Dataset records
--- START ---
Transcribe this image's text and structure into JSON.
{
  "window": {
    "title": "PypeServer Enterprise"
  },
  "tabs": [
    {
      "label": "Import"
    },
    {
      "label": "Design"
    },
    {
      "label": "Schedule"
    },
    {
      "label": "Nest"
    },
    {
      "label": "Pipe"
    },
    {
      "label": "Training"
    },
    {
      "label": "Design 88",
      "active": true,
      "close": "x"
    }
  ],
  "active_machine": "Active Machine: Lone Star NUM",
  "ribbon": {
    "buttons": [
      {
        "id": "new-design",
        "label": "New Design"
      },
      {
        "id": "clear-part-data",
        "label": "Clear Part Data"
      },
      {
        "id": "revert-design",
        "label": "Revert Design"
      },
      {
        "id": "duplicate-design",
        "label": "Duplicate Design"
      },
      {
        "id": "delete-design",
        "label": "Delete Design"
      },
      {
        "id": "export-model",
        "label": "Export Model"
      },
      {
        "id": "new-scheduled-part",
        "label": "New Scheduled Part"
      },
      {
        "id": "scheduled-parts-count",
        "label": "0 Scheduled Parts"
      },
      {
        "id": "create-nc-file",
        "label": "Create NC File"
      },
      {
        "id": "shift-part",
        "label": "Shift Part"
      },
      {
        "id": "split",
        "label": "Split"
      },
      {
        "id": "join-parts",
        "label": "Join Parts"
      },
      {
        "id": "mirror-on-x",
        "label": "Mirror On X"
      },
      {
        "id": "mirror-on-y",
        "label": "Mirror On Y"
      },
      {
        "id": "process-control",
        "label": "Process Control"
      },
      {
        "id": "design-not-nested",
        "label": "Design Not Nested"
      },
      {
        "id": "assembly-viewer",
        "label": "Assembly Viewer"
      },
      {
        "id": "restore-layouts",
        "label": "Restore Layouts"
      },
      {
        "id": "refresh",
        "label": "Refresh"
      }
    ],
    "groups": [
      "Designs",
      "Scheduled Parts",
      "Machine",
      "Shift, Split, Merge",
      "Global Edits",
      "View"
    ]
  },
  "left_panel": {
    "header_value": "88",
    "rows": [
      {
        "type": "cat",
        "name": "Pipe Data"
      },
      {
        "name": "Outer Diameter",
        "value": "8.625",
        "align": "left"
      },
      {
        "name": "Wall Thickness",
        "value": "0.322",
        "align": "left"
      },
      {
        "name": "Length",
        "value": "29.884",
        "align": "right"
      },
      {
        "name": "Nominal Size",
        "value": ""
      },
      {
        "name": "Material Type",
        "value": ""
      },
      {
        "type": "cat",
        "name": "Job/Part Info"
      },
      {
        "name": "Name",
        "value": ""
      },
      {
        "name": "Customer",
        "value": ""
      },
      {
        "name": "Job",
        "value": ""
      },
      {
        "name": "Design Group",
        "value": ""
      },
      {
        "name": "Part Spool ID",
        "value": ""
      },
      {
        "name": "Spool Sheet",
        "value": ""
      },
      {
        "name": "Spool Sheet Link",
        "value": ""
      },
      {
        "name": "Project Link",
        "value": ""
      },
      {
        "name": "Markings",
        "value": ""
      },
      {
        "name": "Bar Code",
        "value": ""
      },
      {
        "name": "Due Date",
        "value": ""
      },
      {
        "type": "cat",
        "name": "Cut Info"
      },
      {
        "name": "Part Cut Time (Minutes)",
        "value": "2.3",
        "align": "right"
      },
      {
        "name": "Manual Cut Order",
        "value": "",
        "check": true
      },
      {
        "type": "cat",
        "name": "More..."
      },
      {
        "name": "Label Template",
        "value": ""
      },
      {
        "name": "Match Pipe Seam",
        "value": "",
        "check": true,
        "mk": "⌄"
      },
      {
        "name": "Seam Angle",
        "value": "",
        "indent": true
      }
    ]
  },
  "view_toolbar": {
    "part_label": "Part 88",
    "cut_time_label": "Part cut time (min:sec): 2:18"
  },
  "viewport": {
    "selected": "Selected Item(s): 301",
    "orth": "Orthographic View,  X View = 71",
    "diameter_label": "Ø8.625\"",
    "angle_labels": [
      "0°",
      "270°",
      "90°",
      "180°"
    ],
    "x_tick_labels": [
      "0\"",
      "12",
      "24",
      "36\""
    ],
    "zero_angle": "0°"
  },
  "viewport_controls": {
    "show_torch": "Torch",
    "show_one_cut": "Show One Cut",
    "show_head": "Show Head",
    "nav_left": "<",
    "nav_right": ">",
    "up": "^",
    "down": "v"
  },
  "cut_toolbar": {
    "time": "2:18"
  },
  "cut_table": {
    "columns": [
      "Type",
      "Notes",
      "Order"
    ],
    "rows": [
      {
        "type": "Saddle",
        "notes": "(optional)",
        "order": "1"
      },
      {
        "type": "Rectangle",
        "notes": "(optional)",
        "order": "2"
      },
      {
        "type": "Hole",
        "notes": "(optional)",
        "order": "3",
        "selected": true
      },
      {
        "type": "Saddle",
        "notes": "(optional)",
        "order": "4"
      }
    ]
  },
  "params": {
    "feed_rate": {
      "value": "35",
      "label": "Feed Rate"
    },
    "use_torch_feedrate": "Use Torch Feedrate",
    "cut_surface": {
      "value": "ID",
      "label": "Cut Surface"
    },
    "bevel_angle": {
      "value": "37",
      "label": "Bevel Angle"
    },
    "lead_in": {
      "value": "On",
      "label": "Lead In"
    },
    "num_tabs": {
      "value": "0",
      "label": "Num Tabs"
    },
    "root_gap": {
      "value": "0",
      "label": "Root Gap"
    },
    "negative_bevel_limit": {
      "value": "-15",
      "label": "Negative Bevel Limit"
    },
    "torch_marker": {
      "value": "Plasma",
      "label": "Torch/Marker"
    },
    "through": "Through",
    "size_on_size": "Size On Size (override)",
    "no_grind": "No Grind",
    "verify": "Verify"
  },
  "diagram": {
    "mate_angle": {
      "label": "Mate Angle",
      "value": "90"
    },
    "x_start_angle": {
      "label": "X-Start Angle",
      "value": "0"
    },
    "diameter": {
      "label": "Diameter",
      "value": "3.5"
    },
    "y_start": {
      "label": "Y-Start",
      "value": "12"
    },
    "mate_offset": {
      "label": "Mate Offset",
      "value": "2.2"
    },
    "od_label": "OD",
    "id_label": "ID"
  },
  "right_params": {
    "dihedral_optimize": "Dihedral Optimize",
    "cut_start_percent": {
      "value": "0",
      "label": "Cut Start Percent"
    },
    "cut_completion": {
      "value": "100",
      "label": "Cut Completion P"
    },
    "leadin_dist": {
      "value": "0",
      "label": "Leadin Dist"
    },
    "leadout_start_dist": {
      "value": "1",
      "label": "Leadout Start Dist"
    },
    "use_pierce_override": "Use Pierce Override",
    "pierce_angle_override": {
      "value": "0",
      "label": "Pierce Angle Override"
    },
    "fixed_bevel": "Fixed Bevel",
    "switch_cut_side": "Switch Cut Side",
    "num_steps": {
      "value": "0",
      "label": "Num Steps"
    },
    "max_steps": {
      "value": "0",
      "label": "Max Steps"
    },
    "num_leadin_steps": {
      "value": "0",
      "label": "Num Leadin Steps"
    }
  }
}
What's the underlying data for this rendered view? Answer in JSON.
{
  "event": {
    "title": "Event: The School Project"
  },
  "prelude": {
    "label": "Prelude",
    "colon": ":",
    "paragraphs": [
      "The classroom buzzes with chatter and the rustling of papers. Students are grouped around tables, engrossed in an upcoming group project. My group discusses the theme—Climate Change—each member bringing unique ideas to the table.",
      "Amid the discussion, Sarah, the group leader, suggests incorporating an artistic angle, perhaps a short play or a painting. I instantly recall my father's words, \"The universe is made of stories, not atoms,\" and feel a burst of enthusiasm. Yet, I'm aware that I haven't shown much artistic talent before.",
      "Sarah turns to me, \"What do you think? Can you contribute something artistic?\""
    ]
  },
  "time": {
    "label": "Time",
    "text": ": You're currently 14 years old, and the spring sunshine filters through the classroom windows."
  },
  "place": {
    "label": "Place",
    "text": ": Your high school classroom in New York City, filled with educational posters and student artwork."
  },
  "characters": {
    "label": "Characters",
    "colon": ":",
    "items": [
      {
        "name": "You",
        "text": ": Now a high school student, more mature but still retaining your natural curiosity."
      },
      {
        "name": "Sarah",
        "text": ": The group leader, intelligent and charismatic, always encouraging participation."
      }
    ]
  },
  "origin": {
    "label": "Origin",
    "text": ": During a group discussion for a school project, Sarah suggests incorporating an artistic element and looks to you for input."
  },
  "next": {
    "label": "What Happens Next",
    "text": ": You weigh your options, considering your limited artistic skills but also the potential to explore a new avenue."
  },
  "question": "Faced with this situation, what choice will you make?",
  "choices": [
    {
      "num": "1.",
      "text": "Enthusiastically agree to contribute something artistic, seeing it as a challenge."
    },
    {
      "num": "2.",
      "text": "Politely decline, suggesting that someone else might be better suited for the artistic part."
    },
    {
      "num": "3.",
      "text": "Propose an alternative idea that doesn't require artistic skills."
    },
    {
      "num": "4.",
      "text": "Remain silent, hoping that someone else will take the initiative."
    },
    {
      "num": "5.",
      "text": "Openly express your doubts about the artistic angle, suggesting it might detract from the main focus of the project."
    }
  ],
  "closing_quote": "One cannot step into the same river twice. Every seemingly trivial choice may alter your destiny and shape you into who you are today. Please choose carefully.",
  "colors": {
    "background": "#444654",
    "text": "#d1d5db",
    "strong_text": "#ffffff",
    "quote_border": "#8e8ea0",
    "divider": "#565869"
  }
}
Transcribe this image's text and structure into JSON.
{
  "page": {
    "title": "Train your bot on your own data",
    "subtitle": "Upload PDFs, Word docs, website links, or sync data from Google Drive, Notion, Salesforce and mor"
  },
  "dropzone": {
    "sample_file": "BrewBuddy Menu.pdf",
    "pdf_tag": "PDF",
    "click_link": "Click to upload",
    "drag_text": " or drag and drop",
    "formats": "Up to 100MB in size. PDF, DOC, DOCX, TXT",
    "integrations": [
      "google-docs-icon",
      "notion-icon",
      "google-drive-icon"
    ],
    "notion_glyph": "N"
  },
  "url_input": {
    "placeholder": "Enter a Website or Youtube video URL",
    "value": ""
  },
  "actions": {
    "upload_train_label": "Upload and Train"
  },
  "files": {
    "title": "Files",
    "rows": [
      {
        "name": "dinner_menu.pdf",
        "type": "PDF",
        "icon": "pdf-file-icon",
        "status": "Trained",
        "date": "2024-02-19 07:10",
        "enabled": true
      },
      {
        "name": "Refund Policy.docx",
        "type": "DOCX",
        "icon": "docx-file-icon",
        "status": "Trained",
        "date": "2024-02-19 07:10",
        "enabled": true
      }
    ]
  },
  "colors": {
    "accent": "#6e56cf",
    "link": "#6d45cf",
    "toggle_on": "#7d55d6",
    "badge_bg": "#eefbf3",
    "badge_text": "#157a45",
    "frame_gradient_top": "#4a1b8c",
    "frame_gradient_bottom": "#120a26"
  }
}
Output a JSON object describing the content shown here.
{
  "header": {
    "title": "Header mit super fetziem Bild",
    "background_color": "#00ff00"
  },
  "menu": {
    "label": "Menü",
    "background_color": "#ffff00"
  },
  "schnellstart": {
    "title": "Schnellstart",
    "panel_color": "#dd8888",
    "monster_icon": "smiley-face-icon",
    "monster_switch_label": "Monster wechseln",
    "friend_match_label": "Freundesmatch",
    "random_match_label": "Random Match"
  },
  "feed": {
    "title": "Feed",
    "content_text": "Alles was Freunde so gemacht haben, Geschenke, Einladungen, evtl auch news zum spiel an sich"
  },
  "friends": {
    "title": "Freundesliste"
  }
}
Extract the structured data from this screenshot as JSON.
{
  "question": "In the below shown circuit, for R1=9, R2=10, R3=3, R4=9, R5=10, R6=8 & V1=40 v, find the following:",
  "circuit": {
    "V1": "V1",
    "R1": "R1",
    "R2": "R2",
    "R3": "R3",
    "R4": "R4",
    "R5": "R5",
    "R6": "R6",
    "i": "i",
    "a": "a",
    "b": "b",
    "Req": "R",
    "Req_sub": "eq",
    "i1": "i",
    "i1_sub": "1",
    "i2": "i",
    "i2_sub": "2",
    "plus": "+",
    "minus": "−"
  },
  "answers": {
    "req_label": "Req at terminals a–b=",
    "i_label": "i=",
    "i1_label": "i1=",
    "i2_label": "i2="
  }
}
--- END ---
Extract every line from the one containing "Output a JSON" to the end of the entries, including both of those lines, exactly as given and with nothing added.

* Output below
Output a JSON object describing the content shown here.
{
  "header": {
    "title": "Header mit super fetziem Bild",
    "background_color": "#00ff00"
  },
  "menu": {
    "label": "Menü",
    "background_color": "#ffff00"
  },
  "schnellstart": {
    "title": "Schnellstart",
    "panel_color": "#dd8888",
    "monster_icon": "smiley-face-icon",
    "monster_switch_label": "Monster wechseln",
    "friend_match_label": "Freundesmatch",
    "random_match_label": "Random Match"
  },
  "feed": {
    "title": "Feed",
    "content_text": "Alles was Freunde so gemacht haben, Geschenke, Einladungen, evtl auch news zum spiel an sich"
  },
  "friends": {
    "title": "Freundesliste"
  }
}
Extract the structured data from this screenshot as JSON.
{
  "question": "In the below shown circuit, for R1=9, R2=10, R3=3, R4=9, R5=10, R6=8 & V1=40 v, find the following:",
  "circuit": {
    "V1": "V1",
    "R1": "R1",
    "R2": "R2",
    "R3": "R3",
    "R4": "R4",
    "R5": "R5",
    "R6": "R6",
    "i": "i",
    "a": "a",
    "b": "b",
    "Req": "R",
    "Req_sub": "eq",
    "i1": "i",
    "i1_sub": "1",
    "i2": "i",
    "i2_sub": "2",
    "plus": "+",
    "minus": "−"
  },
  "answers": {
    "req_label": "Req at terminals a–b=",
    "i_label": "i=",
    "i1_label": "i1=",
    "i2_label": "i2="
  }
}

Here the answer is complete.